— Begin MATERIAL FOR THE TASK —
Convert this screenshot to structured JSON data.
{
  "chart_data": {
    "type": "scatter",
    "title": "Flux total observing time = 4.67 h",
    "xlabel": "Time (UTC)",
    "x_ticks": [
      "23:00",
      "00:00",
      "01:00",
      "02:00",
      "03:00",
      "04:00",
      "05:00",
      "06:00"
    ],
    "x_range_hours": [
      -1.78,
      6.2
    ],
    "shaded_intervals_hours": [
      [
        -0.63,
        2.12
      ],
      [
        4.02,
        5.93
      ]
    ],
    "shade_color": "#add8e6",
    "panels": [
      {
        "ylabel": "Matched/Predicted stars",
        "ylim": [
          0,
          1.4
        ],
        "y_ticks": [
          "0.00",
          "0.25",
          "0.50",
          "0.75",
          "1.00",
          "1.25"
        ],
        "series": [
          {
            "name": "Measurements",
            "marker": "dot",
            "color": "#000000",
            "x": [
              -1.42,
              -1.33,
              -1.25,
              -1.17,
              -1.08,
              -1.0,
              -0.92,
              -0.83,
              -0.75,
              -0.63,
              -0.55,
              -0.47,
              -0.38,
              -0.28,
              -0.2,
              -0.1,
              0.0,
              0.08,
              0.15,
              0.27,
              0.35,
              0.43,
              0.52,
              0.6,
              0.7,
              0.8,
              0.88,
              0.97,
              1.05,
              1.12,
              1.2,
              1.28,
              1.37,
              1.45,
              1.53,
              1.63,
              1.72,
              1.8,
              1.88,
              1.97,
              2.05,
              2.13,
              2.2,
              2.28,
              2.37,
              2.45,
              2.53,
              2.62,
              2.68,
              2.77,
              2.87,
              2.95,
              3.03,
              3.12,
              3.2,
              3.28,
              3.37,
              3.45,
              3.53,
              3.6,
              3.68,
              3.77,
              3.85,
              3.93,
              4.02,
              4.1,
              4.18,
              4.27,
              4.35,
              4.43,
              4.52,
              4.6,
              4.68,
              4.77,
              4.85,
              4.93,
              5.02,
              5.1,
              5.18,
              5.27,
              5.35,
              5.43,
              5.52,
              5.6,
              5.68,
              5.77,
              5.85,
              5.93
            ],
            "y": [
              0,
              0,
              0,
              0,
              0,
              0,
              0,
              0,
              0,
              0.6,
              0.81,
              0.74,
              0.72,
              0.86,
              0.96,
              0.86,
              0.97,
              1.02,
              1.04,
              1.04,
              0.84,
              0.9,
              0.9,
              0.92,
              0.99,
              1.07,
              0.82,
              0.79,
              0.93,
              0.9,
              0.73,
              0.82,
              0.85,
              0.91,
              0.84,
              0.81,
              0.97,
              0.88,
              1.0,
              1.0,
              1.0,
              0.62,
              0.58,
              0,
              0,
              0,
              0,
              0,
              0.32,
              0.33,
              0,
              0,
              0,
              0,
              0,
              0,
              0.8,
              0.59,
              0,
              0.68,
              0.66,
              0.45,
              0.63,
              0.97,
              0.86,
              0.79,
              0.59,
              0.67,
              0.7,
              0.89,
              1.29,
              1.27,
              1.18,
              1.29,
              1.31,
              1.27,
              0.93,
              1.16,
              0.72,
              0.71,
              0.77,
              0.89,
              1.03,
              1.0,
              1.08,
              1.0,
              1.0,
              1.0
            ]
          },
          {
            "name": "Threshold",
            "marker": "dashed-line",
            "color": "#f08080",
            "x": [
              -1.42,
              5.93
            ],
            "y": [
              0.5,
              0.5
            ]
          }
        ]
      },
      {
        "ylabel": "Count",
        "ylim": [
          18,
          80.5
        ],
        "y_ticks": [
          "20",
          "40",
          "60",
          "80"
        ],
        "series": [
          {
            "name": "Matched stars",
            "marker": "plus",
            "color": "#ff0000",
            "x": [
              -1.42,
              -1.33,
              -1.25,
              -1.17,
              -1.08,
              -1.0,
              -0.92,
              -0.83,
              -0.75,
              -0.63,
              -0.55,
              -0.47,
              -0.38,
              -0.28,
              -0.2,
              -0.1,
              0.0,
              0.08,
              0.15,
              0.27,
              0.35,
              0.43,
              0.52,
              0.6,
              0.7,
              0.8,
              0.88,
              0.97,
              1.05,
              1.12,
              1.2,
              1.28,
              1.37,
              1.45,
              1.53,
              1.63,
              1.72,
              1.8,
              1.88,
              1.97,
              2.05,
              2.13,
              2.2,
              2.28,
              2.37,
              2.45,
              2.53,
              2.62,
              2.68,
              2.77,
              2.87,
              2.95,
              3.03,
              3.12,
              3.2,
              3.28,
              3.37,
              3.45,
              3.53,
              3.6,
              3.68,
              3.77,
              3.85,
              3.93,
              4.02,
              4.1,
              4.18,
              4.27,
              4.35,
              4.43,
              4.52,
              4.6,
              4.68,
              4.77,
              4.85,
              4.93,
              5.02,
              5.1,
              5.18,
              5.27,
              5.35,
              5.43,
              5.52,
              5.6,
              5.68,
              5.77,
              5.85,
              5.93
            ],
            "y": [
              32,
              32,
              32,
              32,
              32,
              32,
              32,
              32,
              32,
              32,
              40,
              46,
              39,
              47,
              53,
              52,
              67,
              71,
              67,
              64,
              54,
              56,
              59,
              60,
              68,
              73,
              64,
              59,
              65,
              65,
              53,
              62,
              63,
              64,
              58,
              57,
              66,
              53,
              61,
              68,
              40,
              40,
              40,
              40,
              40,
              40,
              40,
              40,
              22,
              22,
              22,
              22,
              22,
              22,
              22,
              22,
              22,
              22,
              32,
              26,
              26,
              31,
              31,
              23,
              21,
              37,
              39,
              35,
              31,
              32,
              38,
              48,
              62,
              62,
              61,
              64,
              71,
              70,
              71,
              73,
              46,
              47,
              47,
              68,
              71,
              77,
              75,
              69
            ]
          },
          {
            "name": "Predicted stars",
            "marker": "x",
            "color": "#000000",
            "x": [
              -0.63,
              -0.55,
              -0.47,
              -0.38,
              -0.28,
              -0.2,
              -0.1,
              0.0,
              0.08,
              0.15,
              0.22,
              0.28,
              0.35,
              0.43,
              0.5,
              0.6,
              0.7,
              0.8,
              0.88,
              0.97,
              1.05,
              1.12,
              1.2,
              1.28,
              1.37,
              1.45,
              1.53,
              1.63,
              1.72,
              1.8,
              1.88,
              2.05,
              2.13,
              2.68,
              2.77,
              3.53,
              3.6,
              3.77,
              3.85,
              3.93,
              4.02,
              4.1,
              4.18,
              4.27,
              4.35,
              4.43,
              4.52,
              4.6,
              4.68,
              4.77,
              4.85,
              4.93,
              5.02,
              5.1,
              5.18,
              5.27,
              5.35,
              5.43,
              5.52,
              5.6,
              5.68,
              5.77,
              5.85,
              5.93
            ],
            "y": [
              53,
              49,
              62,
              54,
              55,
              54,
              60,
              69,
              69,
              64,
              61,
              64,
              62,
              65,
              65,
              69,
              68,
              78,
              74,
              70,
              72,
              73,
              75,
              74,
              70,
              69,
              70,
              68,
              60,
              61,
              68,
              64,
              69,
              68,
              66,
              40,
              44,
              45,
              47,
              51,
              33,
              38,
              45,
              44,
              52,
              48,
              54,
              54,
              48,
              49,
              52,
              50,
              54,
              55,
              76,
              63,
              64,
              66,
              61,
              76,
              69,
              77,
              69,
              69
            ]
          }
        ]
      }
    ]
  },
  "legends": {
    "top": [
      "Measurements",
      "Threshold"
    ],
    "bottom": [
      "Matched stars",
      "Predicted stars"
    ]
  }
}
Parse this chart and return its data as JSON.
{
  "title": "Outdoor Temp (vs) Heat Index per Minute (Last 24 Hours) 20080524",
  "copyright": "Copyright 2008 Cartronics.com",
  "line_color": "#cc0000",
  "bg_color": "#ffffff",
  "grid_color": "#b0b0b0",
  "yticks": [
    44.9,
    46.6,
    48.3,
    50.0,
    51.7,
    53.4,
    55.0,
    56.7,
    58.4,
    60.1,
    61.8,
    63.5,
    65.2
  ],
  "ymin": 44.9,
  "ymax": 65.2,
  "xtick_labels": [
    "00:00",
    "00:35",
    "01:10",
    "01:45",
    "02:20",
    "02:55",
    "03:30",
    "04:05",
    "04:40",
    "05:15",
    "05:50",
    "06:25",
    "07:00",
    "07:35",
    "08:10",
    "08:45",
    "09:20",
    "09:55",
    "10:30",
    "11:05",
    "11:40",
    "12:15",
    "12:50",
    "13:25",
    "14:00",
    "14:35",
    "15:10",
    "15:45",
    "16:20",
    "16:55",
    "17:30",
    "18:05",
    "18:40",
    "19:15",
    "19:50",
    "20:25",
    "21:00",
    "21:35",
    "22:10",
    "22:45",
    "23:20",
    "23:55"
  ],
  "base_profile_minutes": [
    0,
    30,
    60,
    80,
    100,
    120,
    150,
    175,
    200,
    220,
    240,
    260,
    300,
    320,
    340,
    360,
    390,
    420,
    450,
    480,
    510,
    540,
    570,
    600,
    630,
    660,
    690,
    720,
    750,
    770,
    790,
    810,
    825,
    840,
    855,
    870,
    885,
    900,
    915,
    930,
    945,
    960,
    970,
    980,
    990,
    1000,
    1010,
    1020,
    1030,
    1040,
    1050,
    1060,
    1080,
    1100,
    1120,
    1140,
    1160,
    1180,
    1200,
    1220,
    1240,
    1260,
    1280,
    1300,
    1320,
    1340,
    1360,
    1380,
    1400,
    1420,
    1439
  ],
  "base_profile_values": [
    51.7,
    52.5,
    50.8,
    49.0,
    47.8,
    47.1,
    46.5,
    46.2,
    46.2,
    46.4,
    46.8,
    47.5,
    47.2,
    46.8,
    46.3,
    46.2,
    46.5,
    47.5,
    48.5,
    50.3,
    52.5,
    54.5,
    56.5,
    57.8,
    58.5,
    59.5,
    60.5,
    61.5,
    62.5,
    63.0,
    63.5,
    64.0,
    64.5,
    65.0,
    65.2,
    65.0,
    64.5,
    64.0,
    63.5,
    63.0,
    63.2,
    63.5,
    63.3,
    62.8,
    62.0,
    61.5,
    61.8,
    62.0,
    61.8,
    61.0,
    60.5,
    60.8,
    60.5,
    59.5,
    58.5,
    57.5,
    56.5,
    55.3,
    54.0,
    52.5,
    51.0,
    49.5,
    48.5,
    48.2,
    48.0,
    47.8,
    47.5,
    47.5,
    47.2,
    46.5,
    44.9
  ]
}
— End MATERIAL FOR THE TASK —
- _WHAT IS EXPECTED_
Extract lines where the string "ylabel" occurs.

- _TASK ANSWER_
        "ylabel": "Matched/Predicted stars",
        "ylabel": "Count",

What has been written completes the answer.